Given instruction. Check every line below for the word "Council" and show those that hold it.
--- Start ---
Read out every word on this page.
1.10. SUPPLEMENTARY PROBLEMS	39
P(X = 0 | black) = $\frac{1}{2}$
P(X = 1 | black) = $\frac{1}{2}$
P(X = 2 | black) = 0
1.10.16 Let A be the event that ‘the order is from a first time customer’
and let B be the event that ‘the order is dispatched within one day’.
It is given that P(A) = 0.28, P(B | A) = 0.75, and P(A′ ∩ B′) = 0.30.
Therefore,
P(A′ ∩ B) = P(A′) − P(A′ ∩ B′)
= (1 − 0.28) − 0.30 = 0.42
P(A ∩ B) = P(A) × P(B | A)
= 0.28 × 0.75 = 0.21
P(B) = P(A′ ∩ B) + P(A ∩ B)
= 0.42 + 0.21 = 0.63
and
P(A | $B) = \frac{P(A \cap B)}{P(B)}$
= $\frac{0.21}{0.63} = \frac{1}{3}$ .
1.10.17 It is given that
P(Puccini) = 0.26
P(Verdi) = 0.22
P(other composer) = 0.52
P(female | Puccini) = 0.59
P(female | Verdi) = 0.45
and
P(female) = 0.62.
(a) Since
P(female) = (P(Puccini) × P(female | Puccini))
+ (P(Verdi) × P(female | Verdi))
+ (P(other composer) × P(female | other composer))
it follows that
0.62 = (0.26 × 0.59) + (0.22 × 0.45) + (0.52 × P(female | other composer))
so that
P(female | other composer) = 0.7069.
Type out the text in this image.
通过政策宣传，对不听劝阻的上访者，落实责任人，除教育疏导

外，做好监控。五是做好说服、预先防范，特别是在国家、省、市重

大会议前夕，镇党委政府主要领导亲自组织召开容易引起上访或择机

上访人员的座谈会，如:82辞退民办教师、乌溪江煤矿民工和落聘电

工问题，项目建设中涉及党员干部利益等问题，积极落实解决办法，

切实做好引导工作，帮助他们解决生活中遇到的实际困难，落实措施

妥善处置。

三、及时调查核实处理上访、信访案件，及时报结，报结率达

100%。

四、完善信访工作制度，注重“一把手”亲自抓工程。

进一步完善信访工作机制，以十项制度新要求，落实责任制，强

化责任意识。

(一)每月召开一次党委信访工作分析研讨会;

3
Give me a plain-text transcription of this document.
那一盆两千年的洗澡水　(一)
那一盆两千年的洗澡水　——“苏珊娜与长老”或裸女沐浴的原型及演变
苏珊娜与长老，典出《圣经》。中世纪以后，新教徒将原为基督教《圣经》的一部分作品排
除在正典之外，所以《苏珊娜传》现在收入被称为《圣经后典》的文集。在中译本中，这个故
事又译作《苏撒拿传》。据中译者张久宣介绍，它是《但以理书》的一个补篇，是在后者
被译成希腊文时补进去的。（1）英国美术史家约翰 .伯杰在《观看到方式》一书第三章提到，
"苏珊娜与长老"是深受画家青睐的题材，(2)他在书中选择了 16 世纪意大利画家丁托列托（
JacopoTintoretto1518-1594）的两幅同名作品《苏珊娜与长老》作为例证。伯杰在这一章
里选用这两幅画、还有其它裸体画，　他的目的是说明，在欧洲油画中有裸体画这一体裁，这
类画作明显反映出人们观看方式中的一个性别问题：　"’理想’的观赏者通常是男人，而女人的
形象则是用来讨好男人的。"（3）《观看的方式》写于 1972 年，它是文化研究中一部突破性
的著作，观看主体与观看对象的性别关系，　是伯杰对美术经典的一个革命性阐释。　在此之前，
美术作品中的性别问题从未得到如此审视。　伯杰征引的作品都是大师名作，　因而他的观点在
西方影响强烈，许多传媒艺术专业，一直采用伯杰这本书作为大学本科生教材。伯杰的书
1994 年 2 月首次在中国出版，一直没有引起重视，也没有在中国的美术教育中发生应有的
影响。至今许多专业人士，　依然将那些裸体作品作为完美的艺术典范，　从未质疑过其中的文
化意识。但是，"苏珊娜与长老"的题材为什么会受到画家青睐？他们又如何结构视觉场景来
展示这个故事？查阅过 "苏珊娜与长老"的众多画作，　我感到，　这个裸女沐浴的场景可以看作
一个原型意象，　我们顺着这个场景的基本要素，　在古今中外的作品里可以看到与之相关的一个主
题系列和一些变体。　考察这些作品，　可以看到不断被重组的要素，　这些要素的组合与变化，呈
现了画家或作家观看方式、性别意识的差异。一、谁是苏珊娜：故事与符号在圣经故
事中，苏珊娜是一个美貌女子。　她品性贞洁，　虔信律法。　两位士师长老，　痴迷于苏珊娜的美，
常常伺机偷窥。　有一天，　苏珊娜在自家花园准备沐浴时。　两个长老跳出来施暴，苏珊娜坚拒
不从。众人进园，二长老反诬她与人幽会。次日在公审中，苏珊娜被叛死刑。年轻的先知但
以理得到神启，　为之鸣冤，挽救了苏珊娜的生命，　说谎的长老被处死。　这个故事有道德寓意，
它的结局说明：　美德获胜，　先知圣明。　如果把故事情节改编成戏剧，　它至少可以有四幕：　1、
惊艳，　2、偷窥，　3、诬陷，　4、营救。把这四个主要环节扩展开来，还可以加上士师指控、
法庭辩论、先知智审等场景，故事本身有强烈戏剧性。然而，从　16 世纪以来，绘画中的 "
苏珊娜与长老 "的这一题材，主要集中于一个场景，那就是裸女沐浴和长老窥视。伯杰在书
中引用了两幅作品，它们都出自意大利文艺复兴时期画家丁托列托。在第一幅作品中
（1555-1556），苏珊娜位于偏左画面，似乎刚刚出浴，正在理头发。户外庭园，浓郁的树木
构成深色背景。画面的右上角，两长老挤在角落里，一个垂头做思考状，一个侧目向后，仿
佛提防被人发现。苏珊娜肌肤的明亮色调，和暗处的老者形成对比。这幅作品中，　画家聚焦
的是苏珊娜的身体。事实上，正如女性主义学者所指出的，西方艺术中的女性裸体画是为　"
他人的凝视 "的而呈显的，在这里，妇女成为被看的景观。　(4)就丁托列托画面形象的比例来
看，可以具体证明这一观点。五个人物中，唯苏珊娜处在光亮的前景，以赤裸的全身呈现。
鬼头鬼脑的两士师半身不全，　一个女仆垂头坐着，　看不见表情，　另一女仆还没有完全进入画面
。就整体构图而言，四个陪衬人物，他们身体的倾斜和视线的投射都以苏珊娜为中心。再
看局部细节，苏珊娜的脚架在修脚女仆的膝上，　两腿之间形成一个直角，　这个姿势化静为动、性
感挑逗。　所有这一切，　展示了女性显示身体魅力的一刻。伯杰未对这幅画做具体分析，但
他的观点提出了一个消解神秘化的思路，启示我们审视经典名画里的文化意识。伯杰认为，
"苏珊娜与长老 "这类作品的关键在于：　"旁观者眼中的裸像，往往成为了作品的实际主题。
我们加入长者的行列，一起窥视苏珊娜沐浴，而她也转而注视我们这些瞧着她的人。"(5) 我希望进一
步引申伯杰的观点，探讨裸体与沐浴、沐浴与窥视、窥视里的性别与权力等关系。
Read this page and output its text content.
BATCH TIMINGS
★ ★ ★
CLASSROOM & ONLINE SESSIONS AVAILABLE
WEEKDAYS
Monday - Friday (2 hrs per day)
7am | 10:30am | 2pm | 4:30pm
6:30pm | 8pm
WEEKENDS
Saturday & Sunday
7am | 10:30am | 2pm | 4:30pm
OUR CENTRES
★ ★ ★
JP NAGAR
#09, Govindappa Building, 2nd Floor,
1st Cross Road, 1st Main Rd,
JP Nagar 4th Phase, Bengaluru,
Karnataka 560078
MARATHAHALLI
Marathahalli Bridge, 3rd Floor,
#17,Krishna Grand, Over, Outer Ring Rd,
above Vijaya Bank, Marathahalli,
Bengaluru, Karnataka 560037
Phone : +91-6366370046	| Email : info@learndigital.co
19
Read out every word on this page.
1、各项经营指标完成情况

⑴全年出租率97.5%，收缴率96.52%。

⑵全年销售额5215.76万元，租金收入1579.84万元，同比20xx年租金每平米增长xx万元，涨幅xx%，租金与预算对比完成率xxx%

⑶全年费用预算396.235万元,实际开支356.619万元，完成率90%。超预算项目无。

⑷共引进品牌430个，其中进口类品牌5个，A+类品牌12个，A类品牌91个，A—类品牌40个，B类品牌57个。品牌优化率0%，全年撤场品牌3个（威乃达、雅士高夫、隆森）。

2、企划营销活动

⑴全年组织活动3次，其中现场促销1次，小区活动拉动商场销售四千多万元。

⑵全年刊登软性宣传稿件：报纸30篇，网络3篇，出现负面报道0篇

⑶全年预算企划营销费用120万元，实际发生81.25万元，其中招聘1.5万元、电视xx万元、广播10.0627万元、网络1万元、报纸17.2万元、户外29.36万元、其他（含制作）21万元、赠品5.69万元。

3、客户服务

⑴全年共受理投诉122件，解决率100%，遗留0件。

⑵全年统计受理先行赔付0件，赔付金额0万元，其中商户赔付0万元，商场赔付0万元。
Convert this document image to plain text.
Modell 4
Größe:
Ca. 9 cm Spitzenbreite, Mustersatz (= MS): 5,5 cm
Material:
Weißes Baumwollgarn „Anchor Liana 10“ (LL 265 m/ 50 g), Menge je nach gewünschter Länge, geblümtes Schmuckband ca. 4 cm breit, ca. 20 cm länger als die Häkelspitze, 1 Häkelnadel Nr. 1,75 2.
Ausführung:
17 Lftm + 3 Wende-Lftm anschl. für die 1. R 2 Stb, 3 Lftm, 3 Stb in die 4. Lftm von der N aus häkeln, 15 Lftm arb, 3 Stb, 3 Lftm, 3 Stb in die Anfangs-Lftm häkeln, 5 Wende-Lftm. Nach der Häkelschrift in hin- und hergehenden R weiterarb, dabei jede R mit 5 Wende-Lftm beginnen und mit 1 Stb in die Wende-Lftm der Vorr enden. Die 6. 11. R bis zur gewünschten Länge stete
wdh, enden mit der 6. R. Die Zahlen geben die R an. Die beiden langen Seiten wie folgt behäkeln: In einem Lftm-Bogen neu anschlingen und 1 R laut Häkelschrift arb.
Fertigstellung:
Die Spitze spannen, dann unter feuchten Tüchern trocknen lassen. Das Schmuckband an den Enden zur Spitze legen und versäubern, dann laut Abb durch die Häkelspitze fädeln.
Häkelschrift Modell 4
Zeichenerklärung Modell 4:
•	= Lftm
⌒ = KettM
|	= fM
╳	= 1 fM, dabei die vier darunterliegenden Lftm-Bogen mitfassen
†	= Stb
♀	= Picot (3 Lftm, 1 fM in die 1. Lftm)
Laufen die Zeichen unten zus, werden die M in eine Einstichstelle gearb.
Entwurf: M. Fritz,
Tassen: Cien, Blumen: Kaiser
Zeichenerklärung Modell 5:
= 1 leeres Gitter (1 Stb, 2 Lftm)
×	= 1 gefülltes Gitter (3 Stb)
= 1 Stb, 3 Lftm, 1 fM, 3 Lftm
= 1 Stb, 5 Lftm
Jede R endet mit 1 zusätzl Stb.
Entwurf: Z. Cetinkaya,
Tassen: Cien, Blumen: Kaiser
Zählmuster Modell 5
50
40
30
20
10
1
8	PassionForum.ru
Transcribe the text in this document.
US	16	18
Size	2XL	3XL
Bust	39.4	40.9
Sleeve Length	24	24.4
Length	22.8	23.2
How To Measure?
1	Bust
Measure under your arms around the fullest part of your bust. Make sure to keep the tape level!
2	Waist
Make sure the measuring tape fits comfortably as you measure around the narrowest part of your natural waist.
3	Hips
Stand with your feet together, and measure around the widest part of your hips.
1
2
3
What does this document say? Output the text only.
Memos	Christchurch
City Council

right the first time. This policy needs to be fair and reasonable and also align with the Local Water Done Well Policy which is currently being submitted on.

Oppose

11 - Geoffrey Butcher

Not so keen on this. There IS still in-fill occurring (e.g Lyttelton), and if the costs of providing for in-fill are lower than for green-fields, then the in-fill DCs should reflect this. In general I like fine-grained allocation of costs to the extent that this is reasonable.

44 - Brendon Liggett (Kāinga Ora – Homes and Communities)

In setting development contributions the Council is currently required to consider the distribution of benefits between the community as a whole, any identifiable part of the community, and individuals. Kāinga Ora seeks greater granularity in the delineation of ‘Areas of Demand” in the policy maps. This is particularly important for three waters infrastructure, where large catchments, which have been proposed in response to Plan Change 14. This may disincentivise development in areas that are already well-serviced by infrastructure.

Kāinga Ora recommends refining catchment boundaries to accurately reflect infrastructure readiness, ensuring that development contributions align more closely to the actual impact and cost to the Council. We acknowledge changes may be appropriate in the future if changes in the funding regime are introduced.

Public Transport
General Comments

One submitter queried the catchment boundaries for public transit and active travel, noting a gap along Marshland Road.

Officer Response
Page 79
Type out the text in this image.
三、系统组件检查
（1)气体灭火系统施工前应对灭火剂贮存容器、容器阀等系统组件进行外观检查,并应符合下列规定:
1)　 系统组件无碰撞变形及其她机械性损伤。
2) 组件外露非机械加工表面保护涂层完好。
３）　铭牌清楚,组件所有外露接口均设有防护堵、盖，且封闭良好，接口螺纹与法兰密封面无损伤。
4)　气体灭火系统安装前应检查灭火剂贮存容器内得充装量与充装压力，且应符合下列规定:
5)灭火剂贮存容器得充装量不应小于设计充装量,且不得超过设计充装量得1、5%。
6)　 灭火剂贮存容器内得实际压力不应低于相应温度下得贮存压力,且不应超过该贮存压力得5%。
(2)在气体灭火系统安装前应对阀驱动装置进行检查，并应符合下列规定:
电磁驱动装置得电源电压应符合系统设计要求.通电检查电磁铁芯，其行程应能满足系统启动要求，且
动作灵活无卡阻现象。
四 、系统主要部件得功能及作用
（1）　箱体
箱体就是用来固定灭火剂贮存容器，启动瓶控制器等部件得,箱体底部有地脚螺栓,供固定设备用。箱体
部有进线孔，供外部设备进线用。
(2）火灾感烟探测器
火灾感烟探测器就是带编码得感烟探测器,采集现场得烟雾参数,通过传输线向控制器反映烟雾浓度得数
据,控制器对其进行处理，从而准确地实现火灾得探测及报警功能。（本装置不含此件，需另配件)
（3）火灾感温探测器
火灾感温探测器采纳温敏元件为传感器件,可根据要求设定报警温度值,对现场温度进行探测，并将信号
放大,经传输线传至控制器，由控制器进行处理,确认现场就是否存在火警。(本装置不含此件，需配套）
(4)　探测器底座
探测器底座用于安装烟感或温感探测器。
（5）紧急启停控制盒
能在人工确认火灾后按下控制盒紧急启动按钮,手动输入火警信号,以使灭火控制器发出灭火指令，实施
--- End ---
Exercise response.
City Council
In setting development contributions the Council is currently required to consider the distribution of benefits between the community as a whole, any identifiable part of the community, and individuals. Kāinga Ora seeks greater granularity in the delineation of ‘Areas of Demand” in the policy maps. This is particularly important for three waters infrastructure, where large catchments, which have been proposed in response to Plan Change 14. This may disincentivise development in areas that are already well-serviced by infrastructure.
Kāinga Ora recommends refining catchment boundaries to accurately reflect infrastructure readiness, ensuring that development contributions align more closely to the actual impact and cost to the Council. We acknowledge changes may be appropriate in the future if changes in the funding regime are introduced.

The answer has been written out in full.